Below is a listing; reproduce each line of it exactly.

-- START OF Task data --

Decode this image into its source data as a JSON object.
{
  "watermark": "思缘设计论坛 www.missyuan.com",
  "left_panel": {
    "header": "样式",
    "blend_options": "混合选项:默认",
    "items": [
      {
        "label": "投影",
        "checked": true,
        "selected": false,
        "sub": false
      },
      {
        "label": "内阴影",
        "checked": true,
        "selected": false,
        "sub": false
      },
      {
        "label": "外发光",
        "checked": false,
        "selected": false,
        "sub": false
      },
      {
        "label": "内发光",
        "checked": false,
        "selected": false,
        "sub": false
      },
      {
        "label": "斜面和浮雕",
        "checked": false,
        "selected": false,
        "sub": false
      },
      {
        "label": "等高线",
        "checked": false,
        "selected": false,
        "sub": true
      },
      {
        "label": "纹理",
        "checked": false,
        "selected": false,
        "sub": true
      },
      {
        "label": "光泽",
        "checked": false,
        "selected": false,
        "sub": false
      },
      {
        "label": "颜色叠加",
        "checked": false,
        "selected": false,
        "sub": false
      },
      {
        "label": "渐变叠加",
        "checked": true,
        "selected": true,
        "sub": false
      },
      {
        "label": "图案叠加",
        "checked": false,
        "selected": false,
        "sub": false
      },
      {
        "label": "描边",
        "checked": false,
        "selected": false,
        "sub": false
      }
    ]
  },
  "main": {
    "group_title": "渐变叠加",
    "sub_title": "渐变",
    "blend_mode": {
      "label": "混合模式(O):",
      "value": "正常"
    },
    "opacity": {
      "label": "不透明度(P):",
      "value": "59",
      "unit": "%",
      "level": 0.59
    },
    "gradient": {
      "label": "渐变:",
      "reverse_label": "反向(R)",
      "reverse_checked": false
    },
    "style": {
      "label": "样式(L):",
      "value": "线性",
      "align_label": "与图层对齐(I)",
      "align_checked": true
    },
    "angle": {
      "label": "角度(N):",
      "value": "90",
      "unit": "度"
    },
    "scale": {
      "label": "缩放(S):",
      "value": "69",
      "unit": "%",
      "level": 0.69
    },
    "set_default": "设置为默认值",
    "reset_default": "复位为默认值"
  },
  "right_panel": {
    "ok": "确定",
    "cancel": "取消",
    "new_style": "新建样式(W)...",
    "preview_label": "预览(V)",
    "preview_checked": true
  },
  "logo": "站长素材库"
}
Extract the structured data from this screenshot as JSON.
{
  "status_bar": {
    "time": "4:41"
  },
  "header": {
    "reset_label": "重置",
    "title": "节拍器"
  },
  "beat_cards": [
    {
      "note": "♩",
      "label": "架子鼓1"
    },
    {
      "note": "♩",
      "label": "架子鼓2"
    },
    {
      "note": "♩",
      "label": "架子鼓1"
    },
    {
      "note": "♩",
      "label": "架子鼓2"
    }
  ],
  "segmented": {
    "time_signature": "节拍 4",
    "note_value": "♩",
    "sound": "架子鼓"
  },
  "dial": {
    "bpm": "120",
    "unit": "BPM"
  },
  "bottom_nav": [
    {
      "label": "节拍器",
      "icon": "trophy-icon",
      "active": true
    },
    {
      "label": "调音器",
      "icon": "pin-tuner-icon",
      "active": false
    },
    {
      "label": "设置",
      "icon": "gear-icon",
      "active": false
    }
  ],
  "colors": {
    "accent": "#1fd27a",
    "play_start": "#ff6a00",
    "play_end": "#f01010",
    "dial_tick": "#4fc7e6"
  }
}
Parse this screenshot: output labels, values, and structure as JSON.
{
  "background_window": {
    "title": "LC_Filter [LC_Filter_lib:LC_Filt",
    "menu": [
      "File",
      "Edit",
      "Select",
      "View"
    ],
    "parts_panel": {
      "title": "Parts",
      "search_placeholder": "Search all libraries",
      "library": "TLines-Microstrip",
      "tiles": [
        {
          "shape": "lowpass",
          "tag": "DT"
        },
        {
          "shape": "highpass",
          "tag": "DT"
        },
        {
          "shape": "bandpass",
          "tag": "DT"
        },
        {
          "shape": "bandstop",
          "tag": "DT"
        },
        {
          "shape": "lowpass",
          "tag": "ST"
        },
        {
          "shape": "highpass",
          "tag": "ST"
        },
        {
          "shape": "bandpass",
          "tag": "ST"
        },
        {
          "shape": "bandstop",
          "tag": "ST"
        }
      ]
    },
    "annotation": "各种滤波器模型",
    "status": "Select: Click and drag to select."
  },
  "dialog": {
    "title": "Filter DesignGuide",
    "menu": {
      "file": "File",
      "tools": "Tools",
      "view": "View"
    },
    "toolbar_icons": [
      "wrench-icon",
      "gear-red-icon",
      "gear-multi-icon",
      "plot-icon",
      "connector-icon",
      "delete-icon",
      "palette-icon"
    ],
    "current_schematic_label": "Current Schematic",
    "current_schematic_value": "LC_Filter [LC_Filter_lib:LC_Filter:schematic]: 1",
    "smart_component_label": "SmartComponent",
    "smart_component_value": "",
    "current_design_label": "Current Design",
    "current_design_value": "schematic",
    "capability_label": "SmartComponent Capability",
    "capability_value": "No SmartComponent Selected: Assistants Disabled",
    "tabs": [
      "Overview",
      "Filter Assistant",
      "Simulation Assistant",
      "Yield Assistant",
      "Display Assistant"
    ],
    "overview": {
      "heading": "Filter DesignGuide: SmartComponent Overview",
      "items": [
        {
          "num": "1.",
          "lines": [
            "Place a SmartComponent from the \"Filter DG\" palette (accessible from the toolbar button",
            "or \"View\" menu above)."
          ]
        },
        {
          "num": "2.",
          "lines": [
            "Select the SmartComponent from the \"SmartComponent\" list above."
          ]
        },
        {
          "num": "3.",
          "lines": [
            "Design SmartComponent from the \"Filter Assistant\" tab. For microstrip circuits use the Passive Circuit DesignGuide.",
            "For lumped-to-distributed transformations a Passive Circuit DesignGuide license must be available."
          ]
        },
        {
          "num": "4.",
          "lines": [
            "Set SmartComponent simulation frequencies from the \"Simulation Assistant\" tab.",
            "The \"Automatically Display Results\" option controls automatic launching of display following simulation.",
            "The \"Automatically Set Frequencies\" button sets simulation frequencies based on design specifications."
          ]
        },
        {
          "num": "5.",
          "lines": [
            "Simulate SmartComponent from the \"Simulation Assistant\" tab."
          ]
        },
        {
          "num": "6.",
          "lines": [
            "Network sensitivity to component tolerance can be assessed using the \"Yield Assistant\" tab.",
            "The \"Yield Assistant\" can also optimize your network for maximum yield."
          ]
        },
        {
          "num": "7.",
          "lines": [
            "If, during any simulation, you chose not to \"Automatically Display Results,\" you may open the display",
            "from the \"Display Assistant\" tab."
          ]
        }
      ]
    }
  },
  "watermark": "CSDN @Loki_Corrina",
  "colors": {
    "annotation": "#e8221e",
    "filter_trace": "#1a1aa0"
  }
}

-- END OF Task data --

Solution ▸
Decode this image into its source data as a JSON object.
{
  "watermark": "思缘设计论坛 www.missyuan.com",
  "left_panel": {
    "header": "样式",
    "blend_options": "混合选项:默认",
    "items": [
      {
        "label": "投影",
        "checked": true,
        "selected": false,
        "sub": false
      },
      {
        "label": "内阴影",
        "checked": true,
        "selected": false,
        "sub": false
      },
      {
        "label": "外发光",
        "checked": false,
        "selected": false,
        "sub": false
      },
      {
        "label": "内发光",
        "checked": false,
        "selected": false,
        "sub": false
      },
      {
        "label": "斜面和浮雕",
        "checked": false,
        "selected": false,
        "sub": false
      },
      {
        "label": "等高线",
        "checked": false,
        "selected": false,
        "sub": true
      },
      {
        "label": "纹理",
        "checked": false,
        "selected": false,
        "sub": true
      },
      {
        "label": "光泽",
        "checked": false,
        "selected": false,
        "sub": false
      },
      {
        "label": "颜色叠加",
        "checked": false,
        "selected": false,
        "sub": false
      },
      {
        "label": "渐变叠加",
        "checked": true,
        "selected": true,
        "sub": false
      },
      {
        "label": "图案叠加",
        "checked": false,
        "selected": false,
        "sub": false
      },
      {
        "label": "描边",
        "checked": false,
        "selected": false,
        "sub": false
      }
    ]
  },
  "main": {
    "group_title": "渐变叠加",
    "sub_title": "渐变",
    "blend_mode": {
      "label": "混合模式(O):",
      "value": "正常"
    },
    "opacity": {
      "label": "不透明度(P):",
      "value": "59",
      "unit": "%",
      "level": 0.59
    },
    "gradient": {
      "label": "渐变:",
      "reverse_label": "反向(R)",
      "reverse_checked": false
    },
    "style": {
      "label": "样式(L):",
      "value": "线性",
      "align_label": "与图层对齐(I)",
      "align_checked": true
    },
    "angle": {
      "label": "角度(N):",
      "value": "90",
      "unit": "度"
    },
    "scale": {
      "label": "缩放(S):",
      "value": "69",
      "unit": "%",
      "level": 0.69
    },
    "set_default": "设置为默认值",
    "reset_default": "复位为默认值"
  },
  "right_panel": {
    "ok": "确定",
    "cancel": "取消",
    "new_style": "新建样式(W)...",
    "preview_label": "预览(V)",
    "preview_checked": true
  },
  "logo": "站长素材库"
}
Extract the structured data from this screenshot as JSON.
{
  "status_bar": {
    "time": "4:41"
  },
  "header": {
    "reset_label": "重置",
    "title": "节拍器"
  },
  "beat_cards": [
    {
      "note": "♩",
      "label": "架子鼓1"
    },
    {
      "note": "♩",
      "label": "架子鼓2"
    },
    {
      "note": "♩",
      "label": "架子鼓1"
    },
    {
      "note": "♩",
      "label": "架子鼓2"
    }
  ],
  "segmented": {
    "time_signature": "节拍 4",
    "note_value": "♩",
    "sound": "架子鼓"
  },
  "dial": {
    "bpm": "120",
    "unit": "BPM"
  },
  "bottom_nav": [
    {
      "label": "节拍器",
      "icon": "trophy-icon",
      "active": true
    },
    {
      "label": "调音器",
      "icon": "pin-tuner-icon",
      "active": false
    },
    {
      "label": "设置",
      "icon": "gear-icon",
      "active": false
    }
  ],
  "colors": {
    "accent": "#1fd27a",
    "play_start": "#ff6a00",
    "play_end": "#f01010",
    "dial_tick": "#4fc7e6"
  }
}
Parse this screenshot: output labels, values, and structure as JSON.
{
  "background_window": {
    "title": "LC_Filter [LC_Filter_lib:LC_Filt",
    "menu": [
      "File",
      "Edit",
      "Select",
      "View"
    ],
    "parts_panel": {
      "title": "Parts",
      "search_placeholder": "Search all libraries",
      "library": "TLines-Microstrip",
      "tiles": [
        {
          "shape": "lowpass",
          "tag": "DT"
        },
        {
          "shape": "highpass",
          "tag": "DT"
        },
        {
          "shape": "bandpass",
          "tag": "DT"
        },
        {
          "shape": "bandstop",
          "tag": "DT"
        },
        {
          "shape": "lowpass",
          "tag": "ST"
        },
        {
          "shape": "highpass",
          "tag": "ST"
        },
        {
          "shape": "bandpass",
          "tag": "ST"
        },
        {
          "shape": "bandstop",
          "tag": "ST"
        }
      ]
    },
    "annotation": "各种滤波器模型",
    "status": "Select: Click and drag to select."
  },
  "dialog": {
    "title": "Filter DesignGuide",
    "menu": {
      "file": "File",
      "tools": "Tools",
      "view": "View"
    },
    "toolbar_icons": [
      "wrench-icon",
      "gear-red-icon",
      "gear-multi-icon",
      "plot-icon",
      "connector-icon",
      "delete-icon",
      "palette-icon"
    ],
    "current_schematic_label": "Current Schematic",
    "current_schematic_value": "LC_Filter [LC_Filter_lib:LC_Filter:schematic]: 1",
    "smart_component_label": "SmartComponent",
    "smart_component_value": "",
    "current_design_label": "Current Design",
    "current_design_value": "schematic",
    "capability_label": "SmartComponent Capability",
    "capability_value": "No SmartComponent Selected: Assistants Disabled",
    "tabs": [
      "Overview",
      "Filter Assistant",
      "Simulation Assistant",
      "Yield Assistant",
      "Display Assistant"
    ],
    "overview": {
      "heading": "Filter DesignGuide: SmartComponent Overview",
      "items": [
        {
          "num": "1.",
          "lines": [
            "Place a SmartComponent from the \"Filter DG\" palette (accessible from the toolbar button",
            "or \"View\" menu above)."
          ]
        },
        {
          "num": "2.",
          "lines": [
            "Select the SmartComponent from the \"SmartComponent\" list above."
          ]
        },
        {
          "num": "3.",
          "lines": [
            "Design SmartComponent from the \"Filter Assistant\" tab. For microstrip circuits use the Passive Circuit DesignGuide.",
            "For lumped-to-distributed transformations a Passive Circuit DesignGuide license must be available."
          ]
        },
        {
          "num": "4.",
          "lines": [
            "Set SmartComponent simulation frequencies from the \"Simulation Assistant\" tab.",
            "The \"Automatically Display Results\" option controls automatic launching of display following simulation.",
            "The \"Automatically Set Frequencies\" button sets simulation frequencies based on design specifications."
          ]
        },
        {
          "num": "5.",
          "lines": [
            "Simulate SmartComponent from the \"Simulation Assistant\" tab."
          ]
        },
        {
          "num": "6.",
          "lines": [
            "Network sensitivity to component tolerance can be assessed using the \"Yield Assistant\" tab.",
            "The \"Yield Assistant\" can also optimize your network for maximum yield."
          ]
        },
        {
          "num": "7.",
          "lines": [
            "If, during any simulation, you chose not to \"Automatically Display Results,\" you may open the display",
            "from the \"Display Assistant\" tab."
          ]
        }
      ]
    }
  },
  "watermark": "CSDN @Loki_Corrina",
  "colors": {
    "annotation": "#e8221e",
    "filter_trace": "#1a1aa0"
  }
}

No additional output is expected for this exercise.